• Task goal
Search the material for "Total" and show all lines that contain it.

***** Records for the exercise

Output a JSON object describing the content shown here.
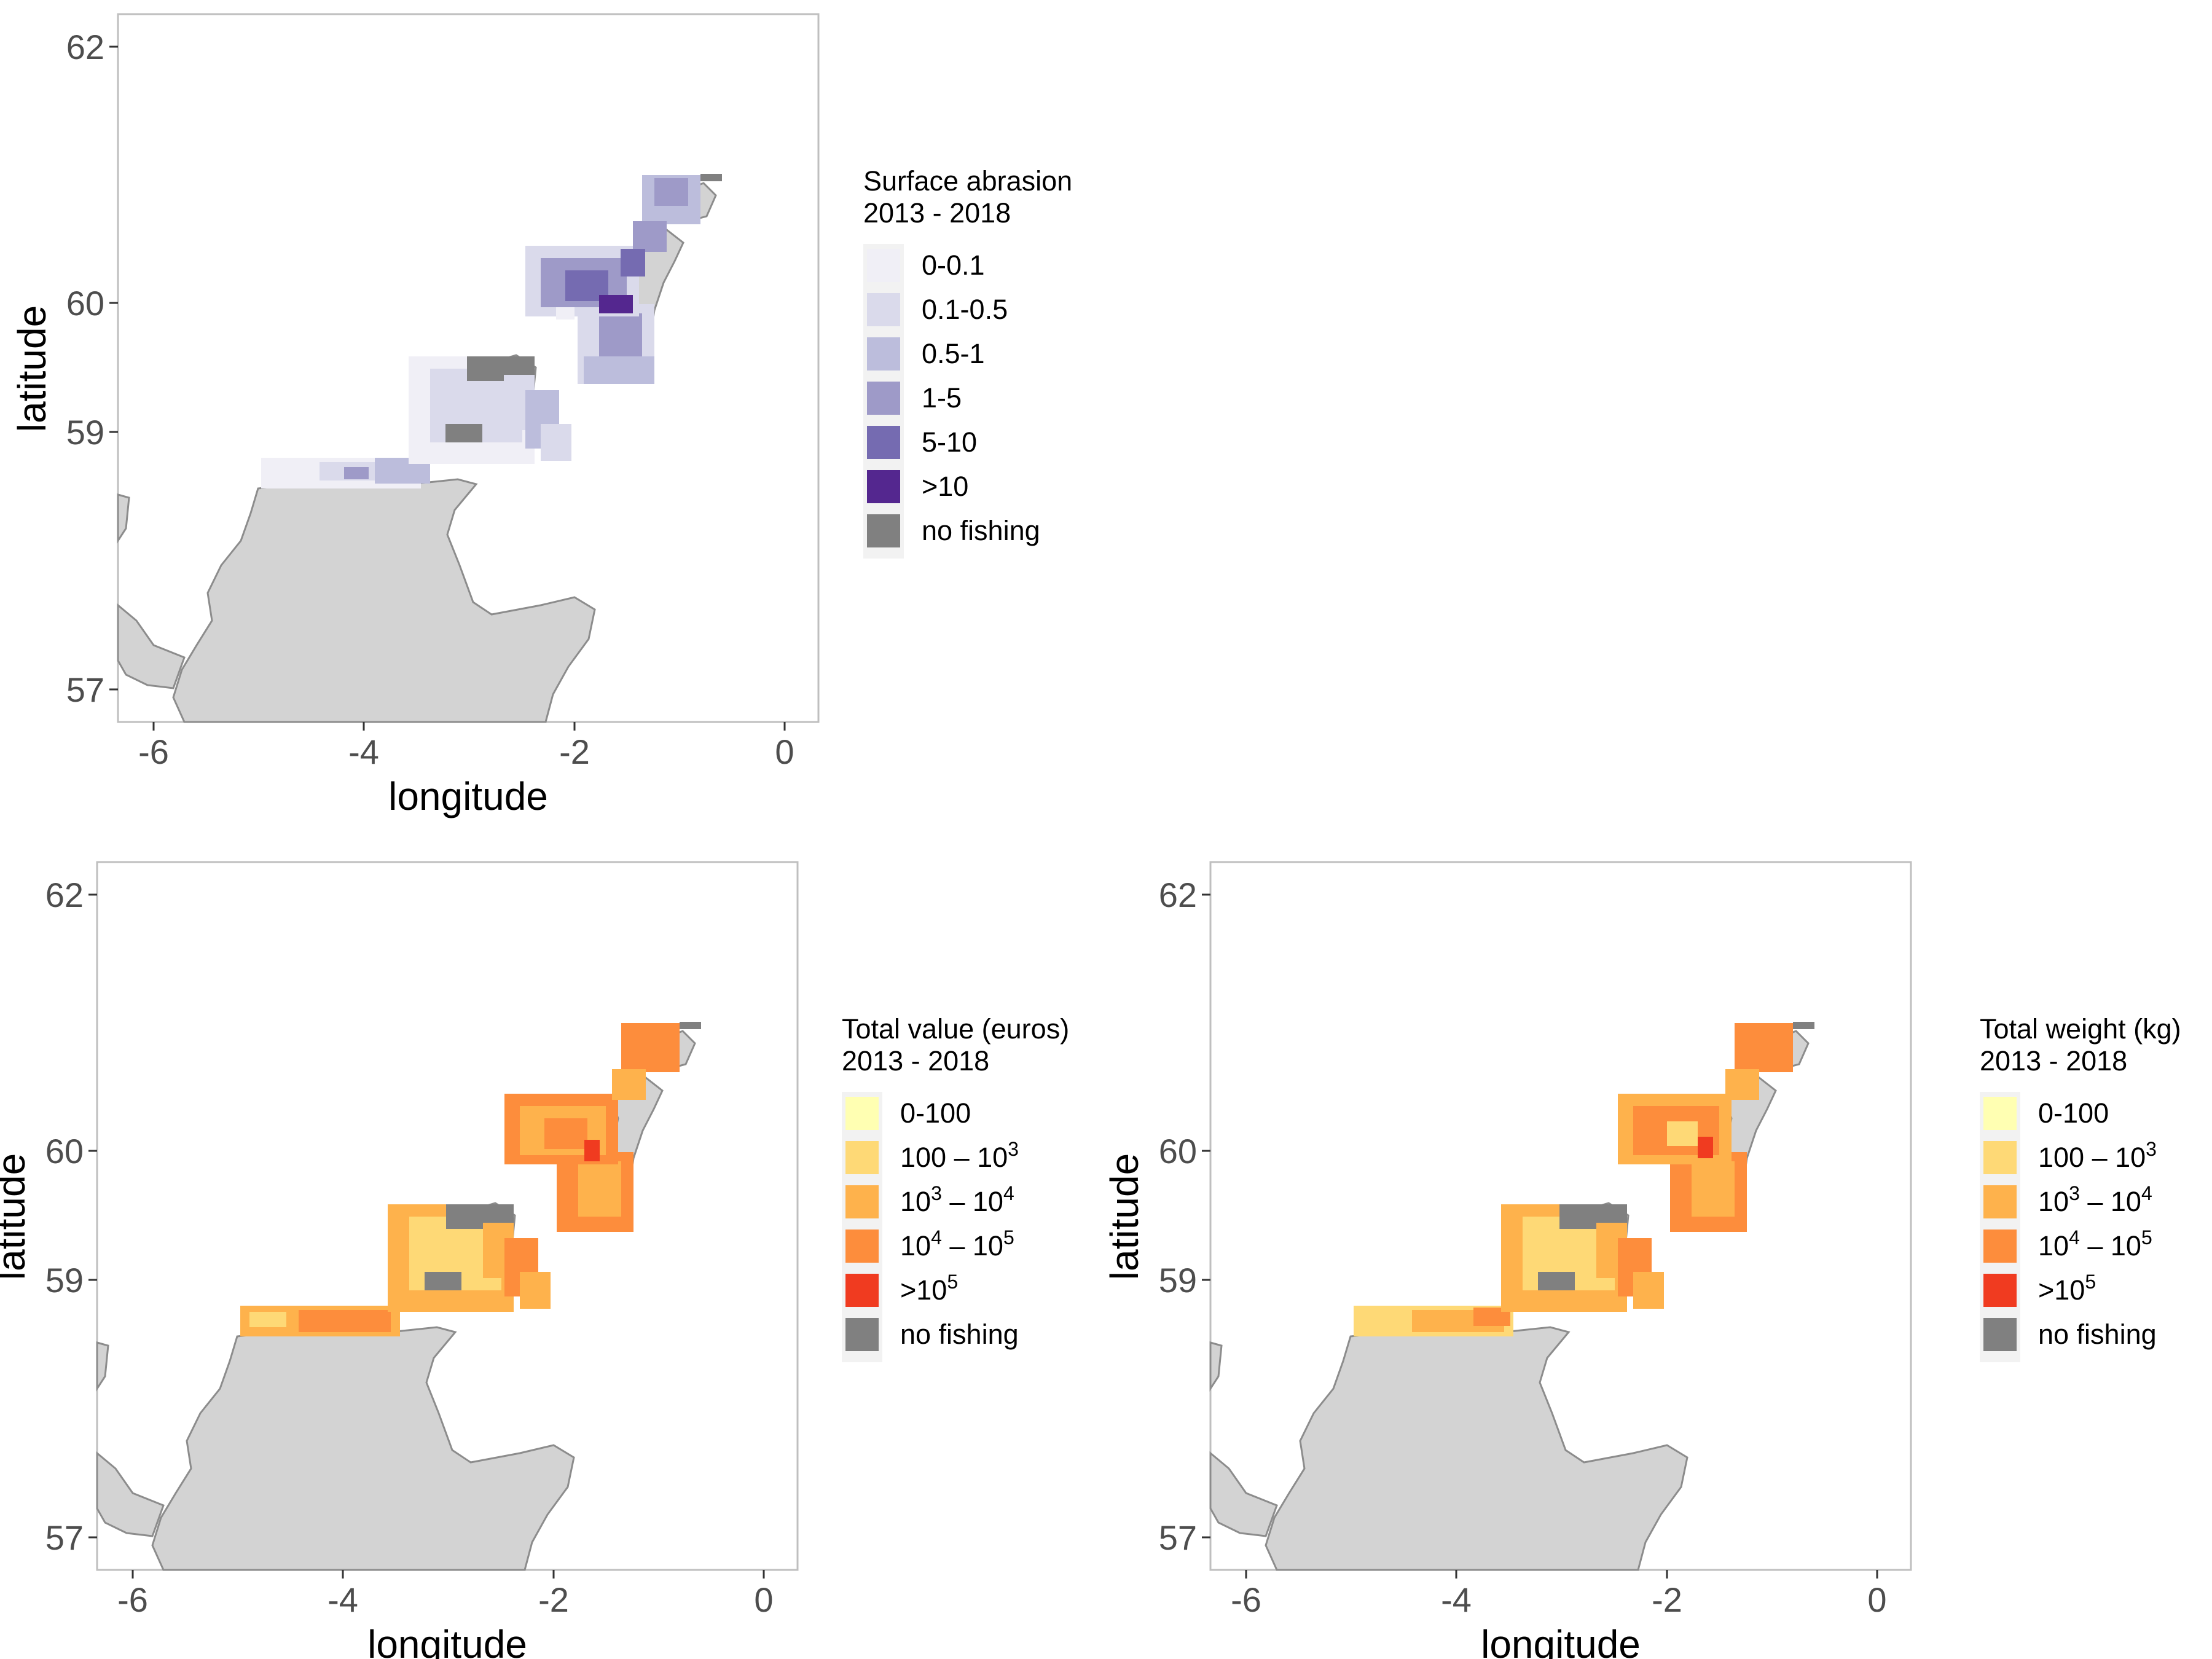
{
  "axes": {
    "x_label": "longitude",
    "y_label": "latitude",
    "x_ticks": [
      "-6",
      "-4",
      "-2",
      "0"
    ],
    "y_ticks": [
      "62",
      "60",
      "59",
      "57"
    ]
  },
  "maps": [
    {
      "id": "abrasion",
      "legend_title_1": "Surface abrasion",
      "legend_title_2": " 2013 - 2018",
      "legend": [
        {
          "label": "0-0.1",
          "color": "#f0eff6"
        },
        {
          "label": "0.1-0.5",
          "color": "#dadaeb"
        },
        {
          "label": "0.5-1",
          "color": "#bcbddc"
        },
        {
          "label": "1-5",
          "color": "#9e9ac8"
        },
        {
          "label": "5-10",
          "color": "#756bb1"
        },
        {
          "label": ">10",
          "color": "#54278f"
        },
        {
          "label": "no fishing",
          "color": "#808080"
        }
      ]
    },
    {
      "id": "value",
      "legend_title_1": "Total value (euros)",
      "legend_title_2": " 2013 - 2018",
      "legend": [
        {
          "label": "0-100",
          "color": "#ffffb2"
        },
        {
          "label": "100 – 10",
          "sup": "3",
          "color": "#fed976"
        },
        {
          "label": "10",
          "sup": "3",
          "label_tail": " – 10",
          "sup_tail": "4",
          "color": "#feb24c"
        },
        {
          "label": "10",
          "sup": "4",
          "label_tail": " – 10",
          "sup_tail": "5",
          "color": "#fd8d3c"
        },
        {
          "label": ">10",
          "sup": "5",
          "color": "#f03b20"
        },
        {
          "label": "no fishing",
          "color": "#808080"
        }
      ]
    },
    {
      "id": "weight",
      "legend_title_1": "Total weight (kg)",
      "legend_title_2": " 2013 - 2018",
      "legend": [
        {
          "label": "0-100",
          "color": "#ffffb2"
        },
        {
          "label": "100 – 10",
          "sup": "3",
          "color": "#fed976"
        },
        {
          "label": "10",
          "sup": "3",
          "label_tail": " – 10",
          "sup_tail": "4",
          "color": "#feb24c"
        },
        {
          "label": "10",
          "sup": "4",
          "label_tail": " – 10",
          "sup_tail": "5",
          "color": "#fd8d3c"
        },
        {
          "label": ">10",
          "sup": "5",
          "color": "#f03b20"
        },
        {
          "label": "no fishing",
          "color": "#808080"
        }
      ]
    }
  ],
  "colors": {
    "land": "#d3d3d3",
    "land_outline": "#8c8c8c",
    "panel_border": "#bfbfbf"
  }
}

**********

• Reply
      "legend_title_1": "Total value (euros)",
      "legend_title_1": "Total weight (kg)",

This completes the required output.